**To do**
Output the full listing below exactly as it reads, and skip anything that is a picture.

**Exercise data**
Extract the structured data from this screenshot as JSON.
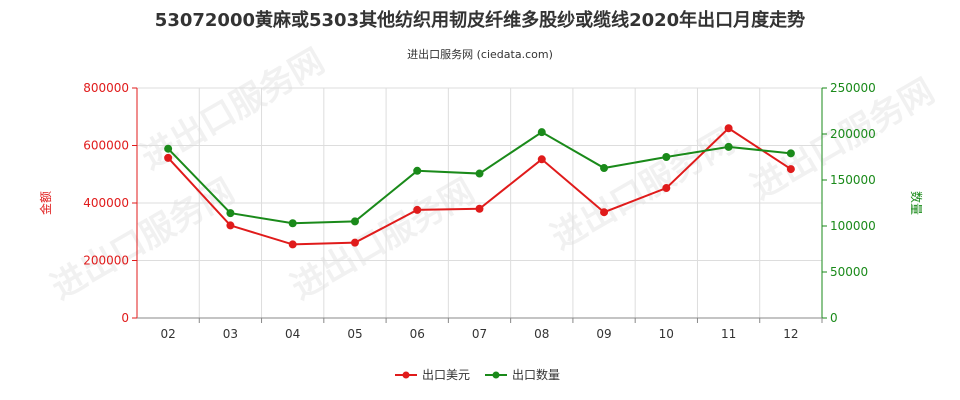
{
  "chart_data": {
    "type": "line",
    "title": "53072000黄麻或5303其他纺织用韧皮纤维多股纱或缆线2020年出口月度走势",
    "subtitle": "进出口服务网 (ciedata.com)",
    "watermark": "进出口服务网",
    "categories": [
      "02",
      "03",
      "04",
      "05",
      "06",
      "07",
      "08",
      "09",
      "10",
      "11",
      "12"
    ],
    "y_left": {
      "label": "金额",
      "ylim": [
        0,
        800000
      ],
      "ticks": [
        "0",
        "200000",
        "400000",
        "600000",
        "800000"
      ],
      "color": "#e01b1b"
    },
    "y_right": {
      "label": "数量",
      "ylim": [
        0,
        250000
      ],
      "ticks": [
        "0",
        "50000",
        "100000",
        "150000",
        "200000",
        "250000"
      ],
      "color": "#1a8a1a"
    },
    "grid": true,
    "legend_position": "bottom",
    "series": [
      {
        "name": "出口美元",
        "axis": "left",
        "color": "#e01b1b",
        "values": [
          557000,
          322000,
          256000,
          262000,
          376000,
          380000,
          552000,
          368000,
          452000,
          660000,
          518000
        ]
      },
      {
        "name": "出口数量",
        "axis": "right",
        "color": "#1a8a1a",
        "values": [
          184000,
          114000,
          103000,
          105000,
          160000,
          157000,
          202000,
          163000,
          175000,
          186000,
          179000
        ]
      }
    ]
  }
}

**Exercise output**
Extract the structured data from this screenshot as JSON.
{
  "chart_data": {
    "type": "line",
    "title": "53072000黄麻或5303其他纺织用韧皮纤维多股纱或缆线2020年出口月度走势",
    "subtitle": "进出口服务网 (ciedata.com)",
    "watermark": "进出口服务网",
    "categories": [
      "02",
      "03",
      "04",
      "05",
      "06",
      "07",
      "08",
      "09",
      "10",
      "11",
      "12"
    ],
    "y_left": {
      "label": "金额",
      "ylim": [
        0,
        800000
      ],
      "ticks": [
        "0",
        "200000",
        "400000",
        "600000",
        "800000"
      ],
      "color": "#e01b1b"
    },
    "y_right": {
      "label": "数量",
      "ylim": [
        0,
        250000
      ],
      "ticks": [
        "0",
        "50000",
        "100000",
        "150000",
        "200000",
        "250000"
      ],
      "color": "#1a8a1a"
    },
    "grid": true,
    "legend_position": "bottom",
    "series": [
      {
        "name": "出口美元",
        "axis": "left",
        "color": "#e01b1b",
        "values": [
          557000,
          322000,
          256000,
          262000,
          376000,
          380000,
          552000,
          368000,
          452000,
          660000,
          518000
        ]
      },
      {
        "name": "出口数量",
        "axis": "right",
        "color": "#1a8a1a",
        "values": [
          184000,
          114000,
          103000,
          105000,
          160000,
          157000,
          202000,
          163000,
          175000,
          186000,
          179000
        ]
      }
    ]
  }
}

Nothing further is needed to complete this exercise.